EXERCISE PROMPT >> Extract the line that contains "Convert this chart" and every line after it through the end of the records below, exactly as written, leaving out any pictures.

MATERIAL FOR THE TASK >>
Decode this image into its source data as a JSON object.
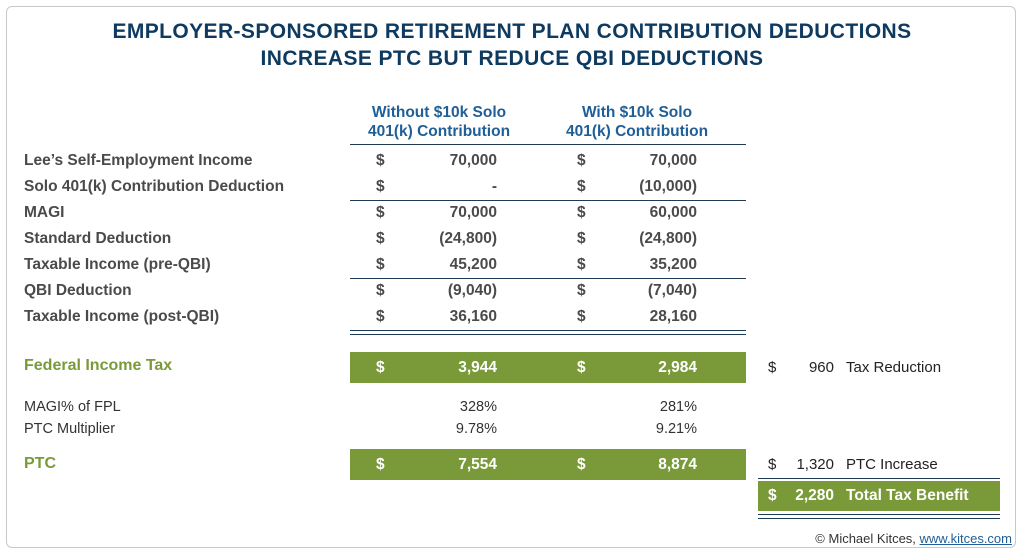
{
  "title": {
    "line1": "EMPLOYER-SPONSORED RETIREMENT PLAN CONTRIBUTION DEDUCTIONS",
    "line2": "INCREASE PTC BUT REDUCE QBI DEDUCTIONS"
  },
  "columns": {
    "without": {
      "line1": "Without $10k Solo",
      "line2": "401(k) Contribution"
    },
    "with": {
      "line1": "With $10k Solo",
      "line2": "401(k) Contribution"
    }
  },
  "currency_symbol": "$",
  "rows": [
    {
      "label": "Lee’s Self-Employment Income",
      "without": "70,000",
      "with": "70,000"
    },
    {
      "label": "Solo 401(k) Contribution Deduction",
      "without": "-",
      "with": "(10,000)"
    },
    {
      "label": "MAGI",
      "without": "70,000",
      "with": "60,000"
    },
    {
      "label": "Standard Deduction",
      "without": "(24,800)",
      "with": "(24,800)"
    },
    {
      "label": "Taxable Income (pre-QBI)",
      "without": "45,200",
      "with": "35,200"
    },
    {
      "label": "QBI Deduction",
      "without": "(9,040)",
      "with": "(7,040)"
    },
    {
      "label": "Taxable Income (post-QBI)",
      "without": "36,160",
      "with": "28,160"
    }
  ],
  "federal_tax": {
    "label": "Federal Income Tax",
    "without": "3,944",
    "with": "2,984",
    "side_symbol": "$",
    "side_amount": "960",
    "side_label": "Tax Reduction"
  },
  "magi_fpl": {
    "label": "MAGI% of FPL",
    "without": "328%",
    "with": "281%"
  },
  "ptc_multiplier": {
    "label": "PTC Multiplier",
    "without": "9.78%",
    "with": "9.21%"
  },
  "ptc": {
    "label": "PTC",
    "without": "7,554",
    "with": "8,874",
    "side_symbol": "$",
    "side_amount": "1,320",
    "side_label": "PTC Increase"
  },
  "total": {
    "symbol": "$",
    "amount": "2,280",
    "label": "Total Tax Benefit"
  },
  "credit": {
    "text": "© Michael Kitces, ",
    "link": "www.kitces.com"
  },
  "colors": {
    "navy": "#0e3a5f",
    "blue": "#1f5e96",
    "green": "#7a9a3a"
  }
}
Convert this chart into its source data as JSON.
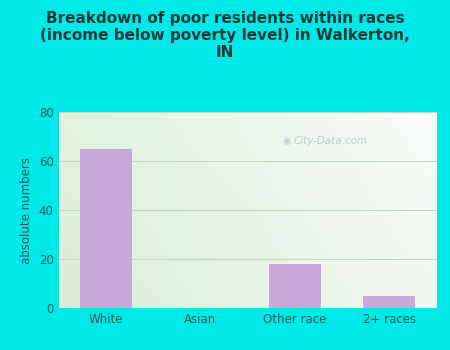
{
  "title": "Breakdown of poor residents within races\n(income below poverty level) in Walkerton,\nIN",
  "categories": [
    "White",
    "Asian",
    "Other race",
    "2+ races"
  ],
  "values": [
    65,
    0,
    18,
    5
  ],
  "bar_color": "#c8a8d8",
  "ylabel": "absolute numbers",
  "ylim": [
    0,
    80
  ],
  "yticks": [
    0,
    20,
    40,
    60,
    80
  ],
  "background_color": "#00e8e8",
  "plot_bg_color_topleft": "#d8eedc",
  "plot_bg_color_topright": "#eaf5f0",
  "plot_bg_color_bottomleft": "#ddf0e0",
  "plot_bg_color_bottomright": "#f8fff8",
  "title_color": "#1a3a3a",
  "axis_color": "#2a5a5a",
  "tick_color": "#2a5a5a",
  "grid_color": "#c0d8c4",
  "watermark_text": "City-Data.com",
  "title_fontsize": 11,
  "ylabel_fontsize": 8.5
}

ANSWER TO THIS TASK >>
Convert this chart into its source data as JSON.
{
  "title": "Breakdown of poor residents within races\n(income below poverty level) in Walkerton,\nIN",
  "categories": [
    "White",
    "Asian",
    "Other race",
    "2+ races"
  ],
  "values": [
    65,
    0,
    18,
    5
  ],
  "bar_color": "#c8a8d8",
  "ylabel": "absolute numbers",
  "ylim": [
    0,
    80
  ],
  "yticks": [
    0,
    20,
    40,
    60,
    80
  ],
  "background_color": "#00e8e8",
  "plot_bg_color_topleft": "#d8eedc",
  "plot_bg_color_topright": "#eaf5f0",
  "plot_bg_color_bottomleft": "#ddf0e0",
  "plot_bg_color_bottomright": "#f8fff8",
  "title_color": "#1a3a3a",
  "axis_color": "#2a5a5a",
  "tick_color": "#2a5a5a",
  "grid_color": "#c0d8c4",
  "watermark_text": "City-Data.com",
  "title_fontsize": 11,
  "ylabel_fontsize": 8.5
}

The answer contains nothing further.